(WHAT IS NEEDED) Find each line with "text" and copy it.

+---+

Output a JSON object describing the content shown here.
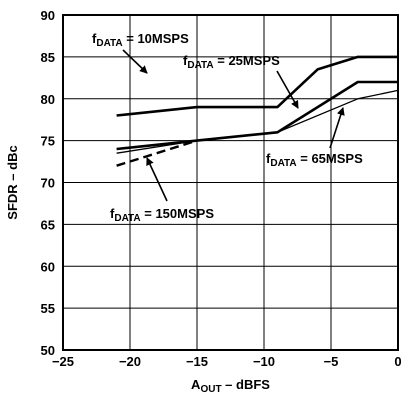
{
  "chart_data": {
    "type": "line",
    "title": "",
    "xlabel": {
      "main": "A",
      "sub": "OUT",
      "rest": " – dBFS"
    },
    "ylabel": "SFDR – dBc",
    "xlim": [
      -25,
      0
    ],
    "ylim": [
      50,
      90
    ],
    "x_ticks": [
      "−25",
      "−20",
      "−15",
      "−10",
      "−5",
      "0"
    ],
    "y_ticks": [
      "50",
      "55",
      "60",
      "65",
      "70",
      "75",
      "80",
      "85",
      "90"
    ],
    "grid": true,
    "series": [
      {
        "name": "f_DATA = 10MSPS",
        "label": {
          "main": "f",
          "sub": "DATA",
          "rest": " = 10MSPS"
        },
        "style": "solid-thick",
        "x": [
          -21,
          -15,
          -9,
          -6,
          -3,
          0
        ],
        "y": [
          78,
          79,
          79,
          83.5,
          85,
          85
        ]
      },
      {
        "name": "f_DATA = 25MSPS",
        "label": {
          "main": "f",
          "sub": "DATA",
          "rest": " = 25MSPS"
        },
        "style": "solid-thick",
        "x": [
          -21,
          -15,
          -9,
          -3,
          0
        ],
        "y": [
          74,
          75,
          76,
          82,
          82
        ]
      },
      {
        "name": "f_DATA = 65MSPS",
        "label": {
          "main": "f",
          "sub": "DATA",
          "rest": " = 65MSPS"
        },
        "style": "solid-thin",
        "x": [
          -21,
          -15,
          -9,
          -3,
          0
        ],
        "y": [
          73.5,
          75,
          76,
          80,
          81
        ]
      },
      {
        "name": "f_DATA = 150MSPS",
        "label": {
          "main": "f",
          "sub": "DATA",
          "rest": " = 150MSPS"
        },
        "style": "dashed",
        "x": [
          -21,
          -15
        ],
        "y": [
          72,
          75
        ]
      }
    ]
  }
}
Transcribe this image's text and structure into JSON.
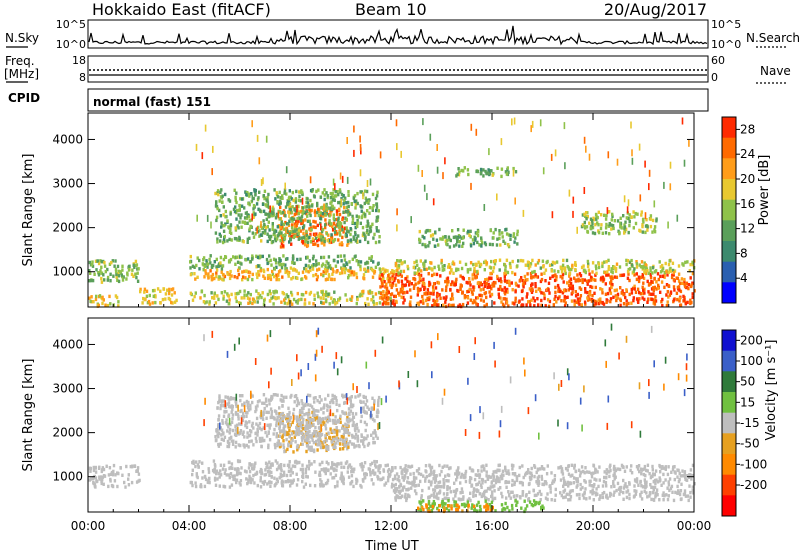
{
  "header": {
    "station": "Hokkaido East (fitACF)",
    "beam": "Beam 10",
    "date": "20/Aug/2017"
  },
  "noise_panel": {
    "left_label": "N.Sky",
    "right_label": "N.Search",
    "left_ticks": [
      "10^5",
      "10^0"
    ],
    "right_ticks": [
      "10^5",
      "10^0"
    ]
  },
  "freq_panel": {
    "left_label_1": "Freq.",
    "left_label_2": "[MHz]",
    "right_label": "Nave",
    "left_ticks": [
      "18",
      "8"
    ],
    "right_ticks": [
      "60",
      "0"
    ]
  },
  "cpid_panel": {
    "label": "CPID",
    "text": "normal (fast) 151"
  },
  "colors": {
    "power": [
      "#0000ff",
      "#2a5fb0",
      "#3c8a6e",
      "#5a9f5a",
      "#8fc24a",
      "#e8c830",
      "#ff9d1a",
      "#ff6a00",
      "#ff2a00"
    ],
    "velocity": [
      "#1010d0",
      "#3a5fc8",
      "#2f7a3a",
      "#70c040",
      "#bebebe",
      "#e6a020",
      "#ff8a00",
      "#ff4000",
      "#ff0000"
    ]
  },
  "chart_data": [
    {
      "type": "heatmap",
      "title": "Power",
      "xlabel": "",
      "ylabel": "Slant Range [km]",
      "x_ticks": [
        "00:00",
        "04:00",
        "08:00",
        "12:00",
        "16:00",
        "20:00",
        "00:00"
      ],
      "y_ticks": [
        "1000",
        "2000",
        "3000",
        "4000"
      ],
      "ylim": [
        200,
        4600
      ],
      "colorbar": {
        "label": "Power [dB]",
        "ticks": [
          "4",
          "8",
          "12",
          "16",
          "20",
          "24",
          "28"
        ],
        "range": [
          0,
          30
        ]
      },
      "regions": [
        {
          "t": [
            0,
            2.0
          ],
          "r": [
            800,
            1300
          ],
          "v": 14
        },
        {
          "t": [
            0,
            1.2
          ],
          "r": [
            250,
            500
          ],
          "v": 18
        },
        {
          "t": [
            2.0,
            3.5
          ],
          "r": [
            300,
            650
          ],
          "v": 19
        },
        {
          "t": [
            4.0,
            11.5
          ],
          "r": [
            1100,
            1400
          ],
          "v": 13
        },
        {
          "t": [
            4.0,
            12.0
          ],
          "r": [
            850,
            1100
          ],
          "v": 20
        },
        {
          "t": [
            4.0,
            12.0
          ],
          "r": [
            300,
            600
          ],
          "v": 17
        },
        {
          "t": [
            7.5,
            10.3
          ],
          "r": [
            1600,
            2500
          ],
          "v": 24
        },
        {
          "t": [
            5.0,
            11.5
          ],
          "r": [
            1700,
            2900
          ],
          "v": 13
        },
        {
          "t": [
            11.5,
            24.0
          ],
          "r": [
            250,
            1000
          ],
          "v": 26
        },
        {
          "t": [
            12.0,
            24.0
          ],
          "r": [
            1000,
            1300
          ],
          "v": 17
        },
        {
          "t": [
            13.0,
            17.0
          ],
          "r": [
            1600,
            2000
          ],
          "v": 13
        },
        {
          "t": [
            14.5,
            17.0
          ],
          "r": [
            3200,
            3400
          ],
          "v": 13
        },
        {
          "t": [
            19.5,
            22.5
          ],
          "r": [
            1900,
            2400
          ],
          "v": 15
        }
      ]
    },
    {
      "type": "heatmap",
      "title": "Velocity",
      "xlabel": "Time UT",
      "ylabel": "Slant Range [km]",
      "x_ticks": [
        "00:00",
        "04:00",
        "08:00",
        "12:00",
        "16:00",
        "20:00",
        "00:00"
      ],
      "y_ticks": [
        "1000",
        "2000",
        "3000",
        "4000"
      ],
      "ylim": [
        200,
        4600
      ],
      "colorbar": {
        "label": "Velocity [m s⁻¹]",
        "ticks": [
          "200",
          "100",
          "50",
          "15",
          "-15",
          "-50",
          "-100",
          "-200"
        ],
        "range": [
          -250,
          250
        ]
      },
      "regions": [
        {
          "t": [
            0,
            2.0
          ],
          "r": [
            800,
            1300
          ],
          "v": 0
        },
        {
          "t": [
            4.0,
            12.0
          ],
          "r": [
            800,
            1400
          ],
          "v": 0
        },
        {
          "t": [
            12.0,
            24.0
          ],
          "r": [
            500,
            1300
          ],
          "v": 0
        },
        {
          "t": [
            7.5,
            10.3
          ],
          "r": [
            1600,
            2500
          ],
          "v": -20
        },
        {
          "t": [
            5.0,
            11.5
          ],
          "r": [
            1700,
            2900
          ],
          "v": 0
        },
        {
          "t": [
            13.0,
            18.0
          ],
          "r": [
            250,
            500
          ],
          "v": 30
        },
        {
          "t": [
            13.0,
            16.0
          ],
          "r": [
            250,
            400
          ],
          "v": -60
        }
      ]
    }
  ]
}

+---+

(SOLUTION TO THIS TASK)
Transcribe this image's text and structure into JSON.
    "text": "normal (fast) 151"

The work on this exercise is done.